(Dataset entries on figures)
■ ■ ■ ■ ■

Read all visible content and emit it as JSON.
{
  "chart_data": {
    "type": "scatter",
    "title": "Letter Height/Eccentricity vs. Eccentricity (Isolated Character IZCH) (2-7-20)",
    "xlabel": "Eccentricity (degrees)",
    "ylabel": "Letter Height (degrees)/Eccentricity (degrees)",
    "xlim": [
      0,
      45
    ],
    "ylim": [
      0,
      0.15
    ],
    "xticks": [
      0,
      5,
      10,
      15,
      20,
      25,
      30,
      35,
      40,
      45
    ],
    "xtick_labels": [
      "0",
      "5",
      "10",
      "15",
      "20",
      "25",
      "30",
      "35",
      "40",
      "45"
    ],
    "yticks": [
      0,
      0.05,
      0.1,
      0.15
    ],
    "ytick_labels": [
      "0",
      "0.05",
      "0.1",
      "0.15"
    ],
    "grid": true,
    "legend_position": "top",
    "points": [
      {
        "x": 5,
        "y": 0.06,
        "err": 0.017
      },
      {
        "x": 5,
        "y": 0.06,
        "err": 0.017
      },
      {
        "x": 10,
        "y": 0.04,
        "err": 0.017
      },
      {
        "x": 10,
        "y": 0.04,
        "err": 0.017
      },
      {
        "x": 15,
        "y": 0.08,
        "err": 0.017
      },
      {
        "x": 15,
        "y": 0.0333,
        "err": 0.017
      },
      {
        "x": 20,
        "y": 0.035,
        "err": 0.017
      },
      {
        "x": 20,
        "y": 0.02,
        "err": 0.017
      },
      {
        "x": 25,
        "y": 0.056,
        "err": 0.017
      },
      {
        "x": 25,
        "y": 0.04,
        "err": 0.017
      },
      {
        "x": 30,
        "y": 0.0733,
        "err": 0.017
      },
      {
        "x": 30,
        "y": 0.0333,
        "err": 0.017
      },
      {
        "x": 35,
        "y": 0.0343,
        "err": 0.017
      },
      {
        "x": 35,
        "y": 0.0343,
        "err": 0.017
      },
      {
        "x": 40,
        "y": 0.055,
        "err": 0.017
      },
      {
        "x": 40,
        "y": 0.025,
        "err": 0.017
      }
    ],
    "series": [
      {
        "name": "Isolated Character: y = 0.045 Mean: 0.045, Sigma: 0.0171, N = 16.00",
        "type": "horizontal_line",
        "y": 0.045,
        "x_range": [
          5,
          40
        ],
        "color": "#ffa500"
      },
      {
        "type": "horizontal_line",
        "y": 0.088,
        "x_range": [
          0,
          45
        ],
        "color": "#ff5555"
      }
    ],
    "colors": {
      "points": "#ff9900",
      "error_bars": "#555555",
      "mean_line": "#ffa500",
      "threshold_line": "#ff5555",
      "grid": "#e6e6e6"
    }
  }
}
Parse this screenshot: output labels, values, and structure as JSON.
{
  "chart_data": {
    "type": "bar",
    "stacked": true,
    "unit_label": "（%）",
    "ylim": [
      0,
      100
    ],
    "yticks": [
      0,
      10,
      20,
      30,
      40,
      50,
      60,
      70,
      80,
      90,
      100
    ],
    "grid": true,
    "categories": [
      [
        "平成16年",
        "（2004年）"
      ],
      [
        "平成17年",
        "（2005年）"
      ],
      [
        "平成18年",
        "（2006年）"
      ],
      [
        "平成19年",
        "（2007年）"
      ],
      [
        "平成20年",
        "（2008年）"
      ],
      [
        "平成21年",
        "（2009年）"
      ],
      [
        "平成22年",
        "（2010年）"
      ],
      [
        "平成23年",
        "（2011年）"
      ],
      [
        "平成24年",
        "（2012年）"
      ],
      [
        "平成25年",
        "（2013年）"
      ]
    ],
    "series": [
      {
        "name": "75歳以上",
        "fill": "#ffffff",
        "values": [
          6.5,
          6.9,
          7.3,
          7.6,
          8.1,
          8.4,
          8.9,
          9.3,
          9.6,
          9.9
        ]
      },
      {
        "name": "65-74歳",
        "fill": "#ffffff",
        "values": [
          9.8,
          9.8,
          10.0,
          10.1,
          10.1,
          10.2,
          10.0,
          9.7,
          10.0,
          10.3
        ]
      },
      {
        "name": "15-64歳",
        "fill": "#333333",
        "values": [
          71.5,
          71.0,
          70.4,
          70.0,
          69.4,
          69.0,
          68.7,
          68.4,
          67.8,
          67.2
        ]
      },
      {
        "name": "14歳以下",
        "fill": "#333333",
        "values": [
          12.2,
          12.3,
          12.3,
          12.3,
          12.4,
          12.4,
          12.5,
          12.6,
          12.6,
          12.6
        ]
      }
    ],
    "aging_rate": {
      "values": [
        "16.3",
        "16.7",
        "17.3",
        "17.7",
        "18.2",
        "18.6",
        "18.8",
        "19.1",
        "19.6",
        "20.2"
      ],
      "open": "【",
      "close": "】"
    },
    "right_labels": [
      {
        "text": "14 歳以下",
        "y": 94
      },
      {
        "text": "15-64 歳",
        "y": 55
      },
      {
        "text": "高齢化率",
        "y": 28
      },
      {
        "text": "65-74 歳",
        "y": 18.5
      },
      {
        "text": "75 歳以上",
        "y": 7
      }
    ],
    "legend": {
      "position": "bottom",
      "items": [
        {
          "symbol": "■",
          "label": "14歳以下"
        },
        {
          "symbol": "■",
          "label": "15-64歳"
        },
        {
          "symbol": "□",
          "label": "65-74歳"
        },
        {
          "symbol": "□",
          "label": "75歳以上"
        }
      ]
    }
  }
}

■ ■ ■ ■ ■

# Instructions to follow
Extract every entry above as it appears.

# Response below
Read all visible content and emit it as JSON.
{
  "chart_data": {
    "type": "scatter",
    "title": "Letter Height/Eccentricity vs. Eccentricity (Isolated Character IZCH) (2-7-20)",
    "xlabel": "Eccentricity (degrees)",
    "ylabel": "Letter Height (degrees)/Eccentricity (degrees)",
    "xlim": [
      0,
      45
    ],
    "ylim": [
      0,
      0.15
    ],
    "xticks": [
      0,
      5,
      10,
      15,
      20,
      25,
      30,
      35,
      40,
      45
    ],
    "xtick_labels": [
      "0",
      "5",
      "10",
      "15",
      "20",
      "25",
      "30",
      "35",
      "40",
      "45"
    ],
    "yticks": [
      0,
      0.05,
      0.1,
      0.15
    ],
    "ytick_labels": [
      "0",
      "0.05",
      "0.1",
      "0.15"
    ],
    "grid": true,
    "legend_position": "top",
    "points": [
      {
        "x": 5,
        "y": 0.06,
        "err": 0.017
      },
      {
        "x": 5,
        "y": 0.06,
        "err": 0.017
      },
      {
        "x": 10,
        "y": 0.04,
        "err": 0.017
      },
      {
        "x": 10,
        "y": 0.04,
        "err": 0.017
      },
      {
        "x": 15,
        "y": 0.08,
        "err": 0.017
      },
      {
        "x": 15,
        "y": 0.0333,
        "err": 0.017
      },
      {
        "x": 20,
        "y": 0.035,
        "err": 0.017
      },
      {
        "x": 20,
        "y": 0.02,
        "err": 0.017
      },
      {
        "x": 25,
        "y": 0.056,
        "err": 0.017
      },
      {
        "x": 25,
        "y": 0.04,
        "err": 0.017
      },
      {
        "x": 30,
        "y": 0.0733,
        "err": 0.017
      },
      {
        "x": 30,
        "y": 0.0333,
        "err": 0.017
      },
      {
        "x": 35,
        "y": 0.0343,
        "err": 0.017
      },
      {
        "x": 35,
        "y": 0.0343,
        "err": 0.017
      },
      {
        "x": 40,
        "y": 0.055,
        "err": 0.017
      },
      {
        "x": 40,
        "y": 0.025,
        "err": 0.017
      }
    ],
    "series": [
      {
        "name": "Isolated Character: y = 0.045 Mean: 0.045, Sigma: 0.0171, N = 16.00",
        "type": "horizontal_line",
        "y": 0.045,
        "x_range": [
          5,
          40
        ],
        "color": "#ffa500"
      },
      {
        "type": "horizontal_line",
        "y": 0.088,
        "x_range": [
          0,
          45
        ],
        "color": "#ff5555"
      }
    ],
    "colors": {
      "points": "#ff9900",
      "error_bars": "#555555",
      "mean_line": "#ffa500",
      "threshold_line": "#ff5555",
      "grid": "#e6e6e6"
    }
  }
}
Parse this screenshot: output labels, values, and structure as JSON.
{
  "chart_data": {
    "type": "bar",
    "stacked": true,
    "unit_label": "（%）",
    "ylim": [
      0,
      100
    ],
    "yticks": [
      0,
      10,
      20,
      30,
      40,
      50,
      60,
      70,
      80,
      90,
      100
    ],
    "grid": true,
    "categories": [
      [
        "平成16年",
        "（2004年）"
      ],
      [
        "平成17年",
        "（2005年）"
      ],
      [
        "平成18年",
        "（2006年）"
      ],
      [
        "平成19年",
        "（2007年）"
      ],
      [
        "平成20年",
        "（2008年）"
      ],
      [
        "平成21年",
        "（2009年）"
      ],
      [
        "平成22年",
        "（2010年）"
      ],
      [
        "平成23年",
        "（2011年）"
      ],
      [
        "平成24年",
        "（2012年）"
      ],
      [
        "平成25年",
        "（2013年）"
      ]
    ],
    "series": [
      {
        "name": "75歳以上",
        "fill": "#ffffff",
        "values": [
          6.5,
          6.9,
          7.3,
          7.6,
          8.1,
          8.4,
          8.9,
          9.3,
          9.6,
          9.9
        ]
      },
      {
        "name": "65-74歳",
        "fill": "#ffffff",
        "values": [
          9.8,
          9.8,
          10.0,
          10.1,
          10.1,
          10.2,
          10.0,
          9.7,
          10.0,
          10.3
        ]
      },
      {
        "name": "15-64歳",
        "fill": "#333333",
        "values": [
          71.5,
          71.0,
          70.4,
          70.0,
          69.4,
          69.0,
          68.7,
          68.4,
          67.8,
          67.2
        ]
      },
      {
        "name": "14歳以下",
        "fill": "#333333",
        "values": [
          12.2,
          12.3,
          12.3,
          12.3,
          12.4,
          12.4,
          12.5,
          12.6,
          12.6,
          12.6
        ]
      }
    ],
    "aging_rate": {
      "values": [
        "16.3",
        "16.7",
        "17.3",
        "17.7",
        "18.2",
        "18.6",
        "18.8",
        "19.1",
        "19.6",
        "20.2"
      ],
      "open": "【",
      "close": "】"
    },
    "right_labels": [
      {
        "text": "14 歳以下",
        "y": 94
      },
      {
        "text": "15-64 歳",
        "y": 55
      },
      {
        "text": "高齢化率",
        "y": 28
      },
      {
        "text": "65-74 歳",
        "y": 18.5
      },
      {
        "text": "75 歳以上",
        "y": 7
      }
    ],
    "legend": {
      "position": "bottom",
      "items": [
        {
          "symbol": "■",
          "label": "14歳以下"
        },
        {
          "symbol": "■",
          "label": "15-64歳"
        },
        {
          "symbol": "□",
          "label": "65-74歳"
        },
        {
          "symbol": "□",
          "label": "75歳以上"
        }
      ]
    }
  }
}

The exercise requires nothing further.